- [Instruction]:
Output every entry exactly, from the first line to the last.

- [Stored records]:
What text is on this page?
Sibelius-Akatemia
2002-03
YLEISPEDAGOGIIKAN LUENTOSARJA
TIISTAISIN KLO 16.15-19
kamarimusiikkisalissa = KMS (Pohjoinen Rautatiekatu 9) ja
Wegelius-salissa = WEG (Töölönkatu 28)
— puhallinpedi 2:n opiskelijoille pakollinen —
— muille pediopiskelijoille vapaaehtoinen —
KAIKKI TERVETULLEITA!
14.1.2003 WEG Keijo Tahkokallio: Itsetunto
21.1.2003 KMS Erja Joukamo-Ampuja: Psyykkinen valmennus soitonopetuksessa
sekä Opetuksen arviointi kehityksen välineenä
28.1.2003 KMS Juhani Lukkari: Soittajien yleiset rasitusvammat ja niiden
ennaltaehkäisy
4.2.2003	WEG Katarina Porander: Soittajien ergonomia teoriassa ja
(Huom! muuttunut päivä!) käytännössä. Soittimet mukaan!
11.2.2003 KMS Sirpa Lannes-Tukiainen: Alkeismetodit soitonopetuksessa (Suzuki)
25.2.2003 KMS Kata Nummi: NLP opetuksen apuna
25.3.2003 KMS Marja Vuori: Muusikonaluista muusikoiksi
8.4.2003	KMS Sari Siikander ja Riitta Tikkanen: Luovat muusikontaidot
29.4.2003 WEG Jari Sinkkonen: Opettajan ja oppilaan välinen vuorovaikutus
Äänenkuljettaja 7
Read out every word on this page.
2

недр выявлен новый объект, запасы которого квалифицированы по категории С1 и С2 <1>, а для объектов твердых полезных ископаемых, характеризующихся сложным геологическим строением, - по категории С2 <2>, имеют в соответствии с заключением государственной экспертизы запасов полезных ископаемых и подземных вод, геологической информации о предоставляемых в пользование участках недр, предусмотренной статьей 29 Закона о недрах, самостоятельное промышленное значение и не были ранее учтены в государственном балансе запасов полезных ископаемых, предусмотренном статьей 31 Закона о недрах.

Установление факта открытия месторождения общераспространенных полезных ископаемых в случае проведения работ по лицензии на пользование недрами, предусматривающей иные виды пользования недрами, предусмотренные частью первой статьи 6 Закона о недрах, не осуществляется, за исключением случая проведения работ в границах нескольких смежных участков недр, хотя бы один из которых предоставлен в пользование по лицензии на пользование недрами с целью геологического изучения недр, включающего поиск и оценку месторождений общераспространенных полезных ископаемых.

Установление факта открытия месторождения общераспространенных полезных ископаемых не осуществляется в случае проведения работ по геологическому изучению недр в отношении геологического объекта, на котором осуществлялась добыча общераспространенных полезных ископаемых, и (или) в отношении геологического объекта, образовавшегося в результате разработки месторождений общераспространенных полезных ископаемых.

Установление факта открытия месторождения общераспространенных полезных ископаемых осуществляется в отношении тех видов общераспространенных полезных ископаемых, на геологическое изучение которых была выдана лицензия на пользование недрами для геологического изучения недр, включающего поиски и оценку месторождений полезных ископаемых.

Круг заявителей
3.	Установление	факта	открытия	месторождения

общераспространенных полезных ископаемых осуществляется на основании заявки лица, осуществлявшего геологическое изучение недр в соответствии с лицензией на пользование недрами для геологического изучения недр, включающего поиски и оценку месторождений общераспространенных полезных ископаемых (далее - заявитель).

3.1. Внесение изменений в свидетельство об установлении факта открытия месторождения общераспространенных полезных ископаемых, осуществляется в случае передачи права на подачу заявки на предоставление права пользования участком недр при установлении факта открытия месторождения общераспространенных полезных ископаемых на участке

- [Solution for this exercise]:
What text is on this page?
Sibelius-Akatemia
2002-03
YLEISPEDAGOGIIKAN LUENTOSARJA
TIISTAISIN KLO 16.15-19
kamarimusiikkisalissa = KMS (Pohjoinen Rautatiekatu 9) ja
Wegelius-salissa = WEG (Töölönkatu 28)
— puhallinpedi 2:n opiskelijoille pakollinen —
— muille pediopiskelijoille vapaaehtoinen —
KAIKKI TERVETULLEITA!
14.1.2003 WEG Keijo Tahkokallio: Itsetunto
21.1.2003 KMS Erja Joukamo-Ampuja: Psyykkinen valmennus soitonopetuksessa
sekä Opetuksen arviointi kehityksen välineenä
28.1.2003 KMS Juhani Lukkari: Soittajien yleiset rasitusvammat ja niiden
ennaltaehkäisy
4.2.2003	WEG Katarina Porander: Soittajien ergonomia teoriassa ja
(Huom! muuttunut päivä!) käytännössä. Soittimet mukaan!
11.2.2003 KMS Sirpa Lannes-Tukiainen: Alkeismetodit soitonopetuksessa (Suzuki)
25.2.2003 KMS Kata Nummi: NLP opetuksen apuna
25.3.2003 KMS Marja Vuori: Muusikonaluista muusikoiksi
8.4.2003	KMS Sari Siikander ja Riitta Tikkanen: Luovat muusikontaidot
29.4.2003 WEG Jari Sinkkonen: Opettajan ja oppilaan välinen vuorovaikutus
Äänenkuljettaja 7
Read out every word on this page.
2

недр выявлен новый объект, запасы которого квалифицированы по категории С1 и С2 <1>, а для объектов твердых полезных ископаемых, характеризующихся сложным геологическим строением, - по категории С2 <2>, имеют в соответствии с заключением государственной экспертизы запасов полезных ископаемых и подземных вод, геологической информации о предоставляемых в пользование участках недр, предусмотренной статьей 29 Закона о недрах, самостоятельное промышленное значение и не были ранее учтены в государственном балансе запасов полезных ископаемых, предусмотренном статьей 31 Закона о недрах.

Установление факта открытия месторождения общераспространенных полезных ископаемых в случае проведения работ по лицензии на пользование недрами, предусматривающей иные виды пользования недрами, предусмотренные частью первой статьи 6 Закона о недрах, не осуществляется, за исключением случая проведения работ в границах нескольких смежных участков недр, хотя бы один из которых предоставлен в пользование по лицензии на пользование недрами с целью геологического изучения недр, включающего поиск и оценку месторождений общераспространенных полезных ископаемых.

Установление факта открытия месторождения общераспространенных полезных ископаемых не осуществляется в случае проведения работ по геологическому изучению недр в отношении геологического объекта, на котором осуществлялась добыча общераспространенных полезных ископаемых, и (или) в отношении геологического объекта, образовавшегося в результате разработки месторождений общераспространенных полезных ископаемых.

Установление факта открытия месторождения общераспространенных полезных ископаемых осуществляется в отношении тех видов общераспространенных полезных ископаемых, на геологическое изучение которых была выдана лицензия на пользование недрами для геологического изучения недр, включающего поиски и оценку месторождений полезных ископаемых.

Круг заявителей
3.	Установление	факта	открытия	месторождения

общераспространенных полезных ископаемых осуществляется на основании заявки лица, осуществлявшего геологическое изучение недр в соответствии с лицензией на пользование недрами для геологического изучения недр, включающего поиски и оценку месторождений общераспространенных полезных ископаемых (далее - заявитель).

3.1. Внесение изменений в свидетельство об установлении факта открытия месторождения общераспространенных полезных ископаемых, осуществляется в случае передачи права на подачу заявки на предоставление права пользования участком недр при установлении факта открытия месторождения общераспространенных полезных ископаемых на участке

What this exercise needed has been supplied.